### Supplied records

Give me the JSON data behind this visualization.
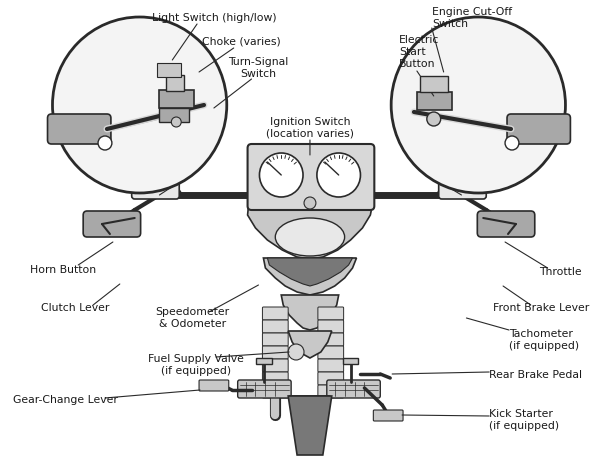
{
  "fig_w": 6.12,
  "fig_h": 4.72,
  "dpi": 100,
  "bg": "#ffffff",
  "lc": "#2a2a2a",
  "gray1": "#c8c8c8",
  "gray2": "#a8a8a8",
  "gray3": "#787878",
  "gray4": "#d8d8d8",
  "gray5": "#e8e8e8",
  "tc": "#1a1a1a",
  "fs": 7.8,
  "labels": {
    "light_switch": "Light Switch (high/low)",
    "choke": "Choke (varies)",
    "turn_signal": "Turn-Signal\nSwitch",
    "ignition": "Ignition Switch\n(location varies)",
    "engine_cutoff": "Engine Cut-Off\nSwitch",
    "electric_start": "Electric\nStart\nButton",
    "horn": "Horn Button",
    "clutch": "Clutch Lever",
    "speedo": "Speedometer\n& Odometer",
    "throttle": "Throttle",
    "front_brake": "Front Brake Lever",
    "tacho": "Tachometer\n(if equipped)",
    "fuel_valve": "Fuel Supply Valve\n(if equipped)",
    "rear_brake": "Rear Brake Pedal",
    "gear_change": "Gear-Change Lever",
    "kick_starter": "Kick Starter\n(if equipped)"
  }
}
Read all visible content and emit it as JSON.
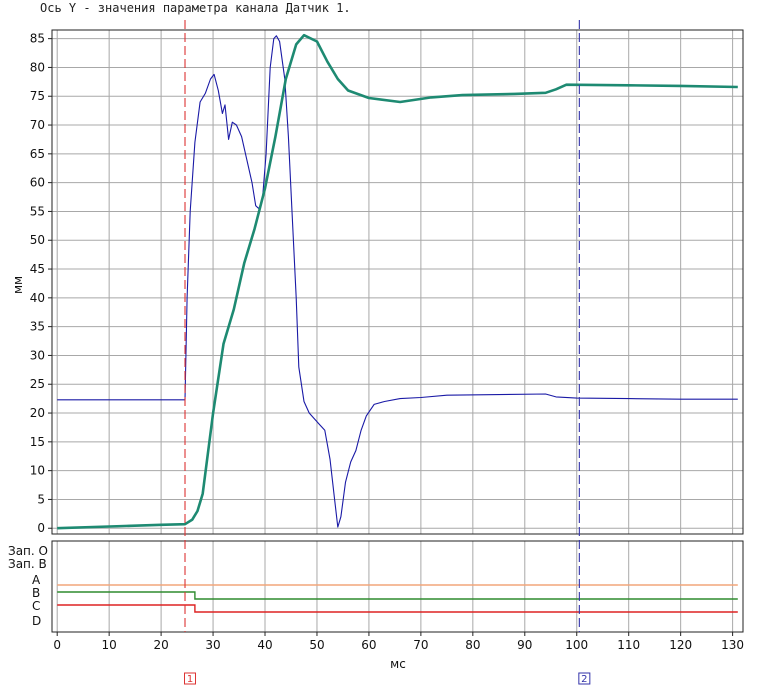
{
  "caption": "Ось Y - значения параметра канала Датчик 1.",
  "chart_data": {
    "type": "line",
    "xlabel": "мс",
    "ylabel": "мм",
    "xlim": [
      -1,
      132
    ],
    "ylim": [
      -1,
      86.5
    ],
    "x_ticks": [
      0,
      10,
      20,
      30,
      40,
      50,
      60,
      70,
      80,
      90,
      100,
      110,
      120,
      130
    ],
    "y_ticks": [
      0,
      5,
      10,
      15,
      20,
      25,
      30,
      35,
      40,
      45,
      50,
      55,
      60,
      65,
      70,
      75,
      80,
      85
    ],
    "grid": true,
    "series": [
      {
        "color": "#1a1aa6",
        "points": [
          [
            0,
            22.3
          ],
          [
            24.6,
            22.3
          ],
          [
            25.0,
            40
          ],
          [
            25.6,
            55
          ],
          [
            26.5,
            67
          ],
          [
            27.5,
            74
          ],
          [
            28.5,
            75.5
          ],
          [
            29.5,
            78
          ],
          [
            30.2,
            78.8
          ],
          [
            31,
            76
          ],
          [
            31.8,
            72
          ],
          [
            32.3,
            73.5
          ],
          [
            33,
            67.5
          ],
          [
            33.7,
            70.5
          ],
          [
            34.5,
            70
          ],
          [
            35.5,
            68
          ],
          [
            36.5,
            64
          ],
          [
            37.5,
            60
          ],
          [
            38.2,
            56
          ],
          [
            38.8,
            55.5
          ],
          [
            39.5,
            57
          ],
          [
            40.2,
            65
          ],
          [
            41,
            80
          ],
          [
            41.7,
            85
          ],
          [
            42.2,
            85.5
          ],
          [
            42.8,
            84.5
          ],
          [
            43.8,
            78
          ],
          [
            44.5,
            68
          ],
          [
            45.2,
            55
          ],
          [
            46,
            40
          ],
          [
            46.5,
            28
          ],
          [
            47.5,
            22
          ],
          [
            48.5,
            20
          ],
          [
            50.5,
            18
          ],
          [
            51.5,
            17
          ],
          [
            52.5,
            12
          ],
          [
            53.4,
            5
          ],
          [
            54,
            0.2
          ],
          [
            54.6,
            2
          ],
          [
            55.5,
            8
          ],
          [
            56.5,
            11.5
          ],
          [
            57.5,
            13.5
          ],
          [
            58.5,
            17
          ],
          [
            59.5,
            19.5
          ],
          [
            61,
            21.5
          ],
          [
            63,
            22
          ],
          [
            66,
            22.5
          ],
          [
            70,
            22.7
          ],
          [
            75,
            23.1
          ],
          [
            85,
            23.2
          ],
          [
            94,
            23.3
          ],
          [
            96,
            22.8
          ],
          [
            100,
            22.6
          ],
          [
            110,
            22.5
          ],
          [
            120,
            22.4
          ],
          [
            131,
            22.4
          ]
        ]
      },
      {
        "color": "#1e8a72",
        "points": [
          [
            0,
            0
          ],
          [
            10,
            0.3
          ],
          [
            20,
            0.6
          ],
          [
            24.6,
            0.7
          ],
          [
            26,
            1.5
          ],
          [
            27,
            3
          ],
          [
            28,
            6
          ],
          [
            30,
            20
          ],
          [
            32,
            32
          ],
          [
            34,
            38
          ],
          [
            36,
            46
          ],
          [
            38,
            52
          ],
          [
            40,
            59
          ],
          [
            42,
            68
          ],
          [
            44,
            78
          ],
          [
            46,
            84
          ],
          [
            47.5,
            85.6
          ],
          [
            50,
            84.5
          ],
          [
            52,
            81
          ],
          [
            54,
            78
          ],
          [
            56,
            76
          ],
          [
            60,
            74.7
          ],
          [
            66,
            74
          ],
          [
            72,
            74.8
          ],
          [
            78,
            75.2
          ],
          [
            88,
            75.4
          ],
          [
            94,
            75.6
          ],
          [
            96,
            76.2
          ],
          [
            98,
            77
          ],
          [
            110,
            76.9
          ],
          [
            120,
            76.8
          ],
          [
            131,
            76.6
          ]
        ]
      }
    ],
    "channels": {
      "labels": [
        "Зап. О",
        "Зап. В",
        "A",
        "B",
        "C",
        "D"
      ],
      "lines": [
        {
          "name": "A",
          "color": "#f2a57a",
          "segments": [
            [
              0,
              131,
              1
            ]
          ]
        },
        {
          "name": "B",
          "color": "#2e8b2e",
          "segments": [
            [
              0,
              26.5,
              1
            ],
            [
              26.5,
              131,
              0
            ]
          ]
        },
        {
          "name": "C",
          "color": "#dd2222",
          "segments": [
            [
              0,
              26.5,
              1
            ],
            [
              26.5,
              131,
              0
            ]
          ]
        }
      ]
    },
    "cursors": [
      {
        "label": "1",
        "x": 24.6,
        "color": "#dd3333"
      },
      {
        "label": "2",
        "x": 100.5,
        "color": "#3333aa"
      }
    ]
  }
}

######

• **Problem**
Select every line of the records holding the string "varies".

• **Exercise answer**
    "choke": "Choke (varies)",
    "ignition": "Ignition Switch\n(location varies)",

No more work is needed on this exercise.